◆ What to do
Drop the images; return everything else in the listing below exactly.

◆ Listed records
**********
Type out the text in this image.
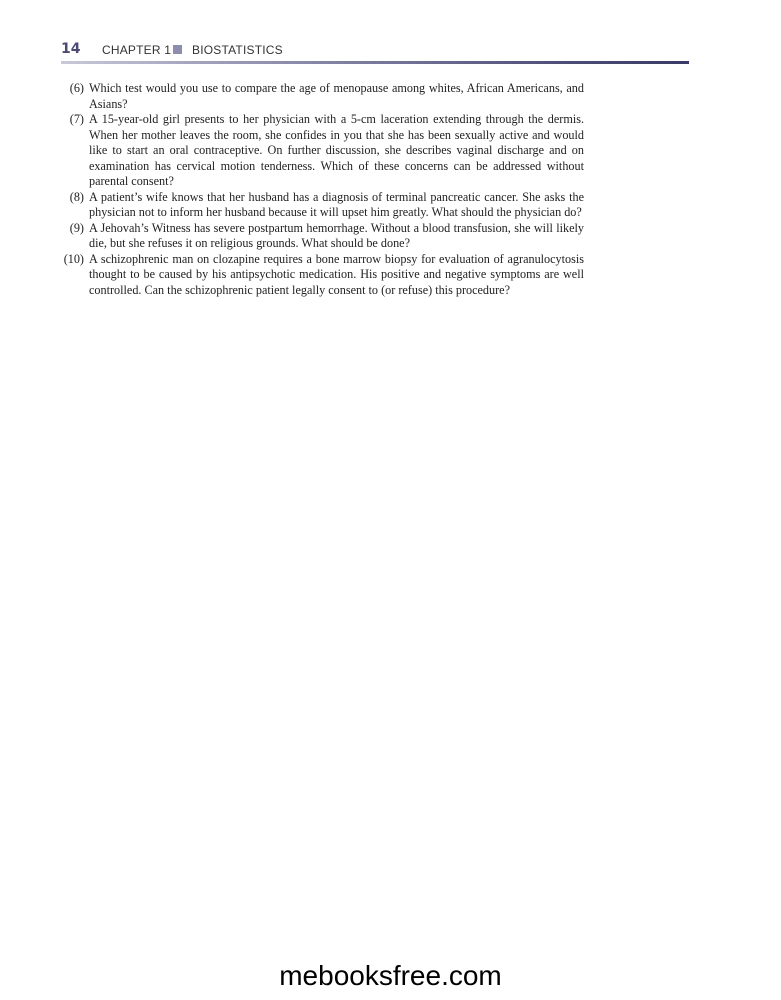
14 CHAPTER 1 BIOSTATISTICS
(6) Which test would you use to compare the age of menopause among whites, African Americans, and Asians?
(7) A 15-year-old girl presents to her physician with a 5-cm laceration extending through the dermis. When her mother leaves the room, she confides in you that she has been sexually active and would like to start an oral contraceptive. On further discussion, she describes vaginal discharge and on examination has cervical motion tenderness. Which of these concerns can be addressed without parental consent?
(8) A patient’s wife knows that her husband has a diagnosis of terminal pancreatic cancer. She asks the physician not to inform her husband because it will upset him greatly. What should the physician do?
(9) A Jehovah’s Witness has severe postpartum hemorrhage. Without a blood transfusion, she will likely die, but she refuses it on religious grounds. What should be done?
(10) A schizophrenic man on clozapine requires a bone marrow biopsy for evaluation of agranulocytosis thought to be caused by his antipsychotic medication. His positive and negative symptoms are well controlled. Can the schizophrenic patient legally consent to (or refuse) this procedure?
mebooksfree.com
**********
◆ Full output
Type out the text in this image.
14 CHAPTER 1 BIOSTATISTICS
(6) Which test would you use to compare the age of menopause among whites, African Americans, and Asians?
(7) A 15-year-old girl presents to her physician with a 5-cm laceration extending through the dermis. When her mother leaves the room, she confides in you that she has been sexually active and would like to start an oral contraceptive. On further discussion, she describes vaginal discharge and on examination has cervical motion tenderness. Which of these concerns can be addressed without parental consent?
(8) A patient’s wife knows that her husband has a diagnosis of terminal pancreatic cancer. She asks the physician not to inform her husband because it will upset him greatly. What should the physician do?
(9) A Jehovah’s Witness has severe postpartum hemorrhage. Without a blood transfusion, she will likely die, but she refuses it on religious grounds. What should be done?
(10) A schizophrenic man on clozapine requires a bone marrow biopsy for evaluation of agranulocytosis thought to be caused by his antipsychotic medication. His positive and negative symptoms are well controlled. Can the schizophrenic patient legally consent to (or refuse) this procedure?
mebooksfree.com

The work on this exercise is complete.